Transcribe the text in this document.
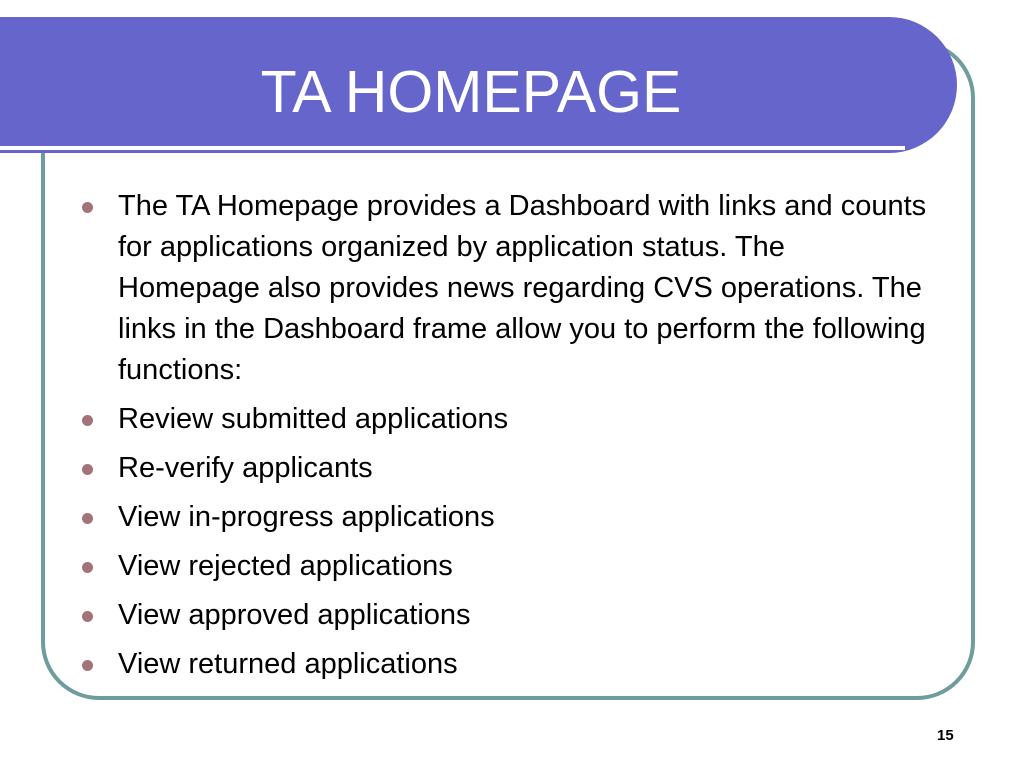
TA HOMEPAGE
The TA Homepage provides a Dashboard with links and counts for applications organized by application status. The Homepage also provides news regarding CVS operations. The links in the Dashboard frame allow you to perform the following functions:
Review submitted applications
Re-verify applicants
View in-progress applications
View rejected applications
View approved applications
View returned applications
15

:::::

▶ **THE EXERCISE**
Filter the records, keeping only lines that contain "applications", and show those lines.

▶ **SOLUTION TO THE PROBLEM**
The TA Homepage provides a Dashboard with links and counts for applications organized by application status. The Homepage also provides news regarding CVS operations. The links in the Dashboard frame allow you to perform the following functions:
Review submitted applications
View in-progress applications
View rejected applications
View approved applications
View returned applications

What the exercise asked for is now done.